What is required =>
Your task is to output the entries below word for word.
____ Recorded information
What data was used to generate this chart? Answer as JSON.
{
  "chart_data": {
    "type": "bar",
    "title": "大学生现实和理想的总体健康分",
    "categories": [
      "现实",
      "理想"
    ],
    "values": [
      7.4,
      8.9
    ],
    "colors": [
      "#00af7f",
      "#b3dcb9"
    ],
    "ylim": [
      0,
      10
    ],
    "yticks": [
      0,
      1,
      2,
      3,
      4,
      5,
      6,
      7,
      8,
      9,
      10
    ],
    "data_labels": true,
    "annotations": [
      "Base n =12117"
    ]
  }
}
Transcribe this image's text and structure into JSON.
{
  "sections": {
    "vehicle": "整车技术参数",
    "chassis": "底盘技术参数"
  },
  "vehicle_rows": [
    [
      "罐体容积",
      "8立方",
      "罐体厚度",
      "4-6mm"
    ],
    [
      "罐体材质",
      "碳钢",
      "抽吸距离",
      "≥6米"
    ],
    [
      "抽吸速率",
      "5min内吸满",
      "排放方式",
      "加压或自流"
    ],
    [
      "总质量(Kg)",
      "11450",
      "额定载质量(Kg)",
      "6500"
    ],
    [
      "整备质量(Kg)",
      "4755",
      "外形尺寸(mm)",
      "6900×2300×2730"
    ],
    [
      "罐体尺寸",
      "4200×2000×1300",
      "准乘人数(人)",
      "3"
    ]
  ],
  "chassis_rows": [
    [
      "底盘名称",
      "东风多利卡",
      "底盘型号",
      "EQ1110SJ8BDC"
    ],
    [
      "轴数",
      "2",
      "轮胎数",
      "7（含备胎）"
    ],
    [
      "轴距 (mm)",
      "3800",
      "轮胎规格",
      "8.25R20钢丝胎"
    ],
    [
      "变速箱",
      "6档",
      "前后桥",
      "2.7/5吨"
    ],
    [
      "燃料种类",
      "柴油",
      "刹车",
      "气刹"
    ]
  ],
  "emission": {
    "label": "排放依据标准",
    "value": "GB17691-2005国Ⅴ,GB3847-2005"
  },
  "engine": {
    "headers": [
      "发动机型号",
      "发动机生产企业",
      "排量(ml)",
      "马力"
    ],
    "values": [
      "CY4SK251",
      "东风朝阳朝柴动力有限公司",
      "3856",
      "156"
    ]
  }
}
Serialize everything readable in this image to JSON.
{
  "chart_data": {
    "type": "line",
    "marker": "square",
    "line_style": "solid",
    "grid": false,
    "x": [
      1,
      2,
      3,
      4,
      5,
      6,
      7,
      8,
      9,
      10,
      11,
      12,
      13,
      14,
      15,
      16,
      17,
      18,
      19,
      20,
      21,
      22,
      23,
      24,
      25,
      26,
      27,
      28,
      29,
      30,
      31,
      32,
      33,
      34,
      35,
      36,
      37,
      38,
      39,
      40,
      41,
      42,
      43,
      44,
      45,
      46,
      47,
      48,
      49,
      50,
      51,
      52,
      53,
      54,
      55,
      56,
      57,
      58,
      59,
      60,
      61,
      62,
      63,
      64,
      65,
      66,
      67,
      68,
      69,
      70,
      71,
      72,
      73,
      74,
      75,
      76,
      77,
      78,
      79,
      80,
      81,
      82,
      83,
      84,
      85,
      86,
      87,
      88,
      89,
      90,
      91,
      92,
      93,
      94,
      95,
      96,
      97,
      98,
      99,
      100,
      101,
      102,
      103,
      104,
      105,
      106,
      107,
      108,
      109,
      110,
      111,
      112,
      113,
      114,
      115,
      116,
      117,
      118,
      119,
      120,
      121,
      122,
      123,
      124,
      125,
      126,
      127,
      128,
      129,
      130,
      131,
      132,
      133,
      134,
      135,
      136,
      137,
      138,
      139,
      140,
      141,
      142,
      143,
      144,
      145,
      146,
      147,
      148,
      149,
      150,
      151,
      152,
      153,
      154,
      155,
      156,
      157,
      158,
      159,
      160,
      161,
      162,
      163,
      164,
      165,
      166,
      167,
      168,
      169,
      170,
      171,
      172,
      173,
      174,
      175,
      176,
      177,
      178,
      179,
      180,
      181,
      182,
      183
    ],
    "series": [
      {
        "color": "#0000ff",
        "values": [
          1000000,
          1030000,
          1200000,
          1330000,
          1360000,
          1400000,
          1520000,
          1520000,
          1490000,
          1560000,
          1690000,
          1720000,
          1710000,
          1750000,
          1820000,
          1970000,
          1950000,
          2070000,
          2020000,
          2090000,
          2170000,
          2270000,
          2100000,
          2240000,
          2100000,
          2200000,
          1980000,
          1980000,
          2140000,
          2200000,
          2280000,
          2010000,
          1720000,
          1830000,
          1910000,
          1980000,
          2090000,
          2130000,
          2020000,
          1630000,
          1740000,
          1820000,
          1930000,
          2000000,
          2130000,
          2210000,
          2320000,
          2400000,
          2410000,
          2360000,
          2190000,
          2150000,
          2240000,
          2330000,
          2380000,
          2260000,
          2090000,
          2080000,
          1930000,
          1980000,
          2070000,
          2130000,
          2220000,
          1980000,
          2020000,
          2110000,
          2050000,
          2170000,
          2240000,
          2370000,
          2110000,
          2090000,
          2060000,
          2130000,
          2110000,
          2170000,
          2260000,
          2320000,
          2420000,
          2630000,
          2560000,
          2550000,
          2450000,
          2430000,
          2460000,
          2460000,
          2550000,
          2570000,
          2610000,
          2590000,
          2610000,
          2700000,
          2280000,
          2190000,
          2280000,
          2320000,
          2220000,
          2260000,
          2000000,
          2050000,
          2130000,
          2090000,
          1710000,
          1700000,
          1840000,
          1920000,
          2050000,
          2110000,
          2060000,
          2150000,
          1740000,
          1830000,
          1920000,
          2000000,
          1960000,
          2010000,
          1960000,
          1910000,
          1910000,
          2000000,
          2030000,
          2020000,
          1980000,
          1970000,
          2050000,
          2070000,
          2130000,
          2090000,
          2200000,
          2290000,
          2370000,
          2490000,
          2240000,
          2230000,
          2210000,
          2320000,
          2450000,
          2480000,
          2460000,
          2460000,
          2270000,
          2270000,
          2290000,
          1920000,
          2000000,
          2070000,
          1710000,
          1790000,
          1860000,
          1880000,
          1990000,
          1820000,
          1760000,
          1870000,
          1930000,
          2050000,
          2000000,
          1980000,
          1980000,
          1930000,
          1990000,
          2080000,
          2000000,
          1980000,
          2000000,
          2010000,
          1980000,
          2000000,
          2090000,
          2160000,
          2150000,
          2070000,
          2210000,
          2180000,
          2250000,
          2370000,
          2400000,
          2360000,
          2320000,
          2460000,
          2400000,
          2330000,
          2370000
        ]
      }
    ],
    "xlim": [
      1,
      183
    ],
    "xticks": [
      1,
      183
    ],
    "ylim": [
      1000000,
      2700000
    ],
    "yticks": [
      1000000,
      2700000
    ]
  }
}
________
Solution to the problem =>
What data was used to generate this chart? Answer as JSON.
{
  "chart_data": {
    "type": "bar",
    "title": "大学生现实和理想的总体健康分",
    "categories": [
      "现实",
      "理想"
    ],
    "values": [
      7.4,
      8.9
    ],
    "colors": [
      "#00af7f",
      "#b3dcb9"
    ],
    "ylim": [
      0,
      10
    ],
    "yticks": [
      0,
      1,
      2,
      3,
      4,
      5,
      6,
      7,
      8,
      9,
      10
    ],
    "data_labels": true,
    "annotations": [
      "Base n =12117"
    ]
  }
}
Transcribe this image's text and structure into JSON.
{
  "sections": {
    "vehicle": "整车技术参数",
    "chassis": "底盘技术参数"
  },
  "vehicle_rows": [
    [
      "罐体容积",
      "8立方",
      "罐体厚度",
      "4-6mm"
    ],
    [
      "罐体材质",
      "碳钢",
      "抽吸距离",
      "≥6米"
    ],
    [
      "抽吸速率",
      "5min内吸满",
      "排放方式",
      "加压或自流"
    ],
    [
      "总质量(Kg)",
      "11450",
      "额定载质量(Kg)",
      "6500"
    ],
    [
      "整备质量(Kg)",
      "4755",
      "外形尺寸(mm)",
      "6900×2300×2730"
    ],
    [
      "罐体尺寸",
      "4200×2000×1300",
      "准乘人数(人)",
      "3"
    ]
  ],
  "chassis_rows": [
    [
      "底盘名称",
      "东风多利卡",
      "底盘型号",
      "EQ1110SJ8BDC"
    ],
    [
      "轴数",
      "2",
      "轮胎数",
      "7（含备胎）"
    ],
    [
      "轴距 (mm)",
      "3800",
      "轮胎规格",
      "8.25R20钢丝胎"
    ],
    [
      "变速箱",
      "6档",
      "前后桥",
      "2.7/5吨"
    ],
    [
      "燃料种类",
      "柴油",
      "刹车",
      "气刹"
    ]
  ],
  "emission": {
    "label": "排放依据标准",
    "value": "GB17691-2005国Ⅴ,GB3847-2005"
  },
  "engine": {
    "headers": [
      "发动机型号",
      "发动机生产企业",
      "排量(ml)",
      "马力"
    ],
    "values": [
      "CY4SK251",
      "东风朝阳朝柴动力有限公司",
      "3856",
      "156"
    ]
  }
}
Serialize everything readable in this image to JSON.
{
  "chart_data": {
    "type": "line",
    "marker": "square",
    "line_style": "solid",
    "grid": false,
    "x": [
      1,
      2,
      3,
      4,
      5,
      6,
      7,
      8,
      9,
      10,
      11,
      12,
      13,
      14,
      15,
      16,
      17,
      18,
      19,
      20,
      21,
      22,
      23,
      24,
      25,
      26,
      27,
      28,
      29,
      30,
      31,
      32,
      33,
      34,
      35,
      36,
      37,
      38,
      39,
      40,
      41,
      42,
      43,
      44,
      45,
      46,
      47,
      48,
      49,
      50,
      51,
      52,
      53,
      54,
      55,
      56,
      57,
      58,
      59,
      60,
      61,
      62,
      63,
      64,
      65,
      66,
      67,
      68,
      69,
      70,
      71,
      72,
      73,
      74,
      75,
      76,
      77,
      78,
      79,
      80,
      81,
      82,
      83,
      84,
      85,
      86,
      87,
      88,
      89,
      90,
      91,
      92,
      93,
      94,
      95,
      96,
      97,
      98,
      99,
      100,
      101,
      102,
      103,
      104,
      105,
      106,
      107,
      108,
      109,
      110,
      111,
      112,
      113,
      114,
      115,
      116,
      117,
      118,
      119,
      120,
      121,
      122,
      123,
      124,
      125,
      126,
      127,
      128,
      129,
      130,
      131,
      132,
      133,
      134,
      135,
      136,
      137,
      138,
      139,
      140,
      141,
      142,
      143,
      144,
      145,
      146,
      147,
      148,
      149,
      150,
      151,
      152,
      153,
      154,
      155,
      156,
      157,
      158,
      159,
      160,
      161,
      162,
      163,
      164,
      165,
      166,
      167,
      168,
      169,
      170,
      171,
      172,
      173,
      174,
      175,
      176,
      177,
      178,
      179,
      180,
      181,
      182,
      183
    ],
    "series": [
      {
        "color": "#0000ff",
        "values": [
          1000000,
          1030000,
          1200000,
          1330000,
          1360000,
          1400000,
          1520000,
          1520000,
          1490000,
          1560000,
          1690000,
          1720000,
          1710000,
          1750000,
          1820000,
          1970000,
          1950000,
          2070000,
          2020000,
          2090000,
          2170000,
          2270000,
          2100000,
          2240000,
          2100000,
          2200000,
          1980000,
          1980000,
          2140000,
          2200000,
          2280000,
          2010000,
          1720000,
          1830000,
          1910000,
          1980000,
          2090000,
          2130000,
          2020000,
          1630000,
          1740000,
          1820000,
          1930000,
          2000000,
          2130000,
          2210000,
          2320000,
          2400000,
          2410000,
          2360000,
          2190000,
          2150000,
          2240000,
          2330000,
          2380000,
          2260000,
          2090000,
          2080000,
          1930000,
          1980000,
          2070000,
          2130000,
          2220000,
          1980000,
          2020000,
          2110000,
          2050000,
          2170000,
          2240000,
          2370000,
          2110000,
          2090000,
          2060000,
          2130000,
          2110000,
          2170000,
          2260000,
          2320000,
          2420000,
          2630000,
          2560000,
          2550000,
          2450000,
          2430000,
          2460000,
          2460000,
          2550000,
          2570000,
          2610000,
          2590000,
          2610000,
          2700000,
          2280000,
          2190000,
          2280000,
          2320000,
          2220000,
          2260000,
          2000000,
          2050000,
          2130000,
          2090000,
          1710000,
          1700000,
          1840000,
          1920000,
          2050000,
          2110000,
          2060000,
          2150000,
          1740000,
          1830000,
          1920000,
          2000000,
          1960000,
          2010000,
          1960000,
          1910000,
          1910000,
          2000000,
          2030000,
          2020000,
          1980000,
          1970000,
          2050000,
          2070000,
          2130000,
          2090000,
          2200000,
          2290000,
          2370000,
          2490000,
          2240000,
          2230000,
          2210000,
          2320000,
          2450000,
          2480000,
          2460000,
          2460000,
          2270000,
          2270000,
          2290000,
          1920000,
          2000000,
          2070000,
          1710000,
          1790000,
          1860000,
          1880000,
          1990000,
          1820000,
          1760000,
          1870000,
          1930000,
          2050000,
          2000000,
          1980000,
          1980000,
          1930000,
          1990000,
          2080000,
          2000000,
          1980000,
          2000000,
          2010000,
          1980000,
          2000000,
          2090000,
          2160000,
          2150000,
          2070000,
          2210000,
          2180000,
          2250000,
          2370000,
          2400000,
          2360000,
          2320000,
          2460000,
          2400000,
          2330000,
          2370000
        ]
      }
    ],
    "xlim": [
      1,
      183
    ],
    "xticks": [
      1,
      183
    ],
    "ylim": [
      1000000,
      2700000
    ],
    "yticks": [
      1000000,
      2700000
    ]
  }
}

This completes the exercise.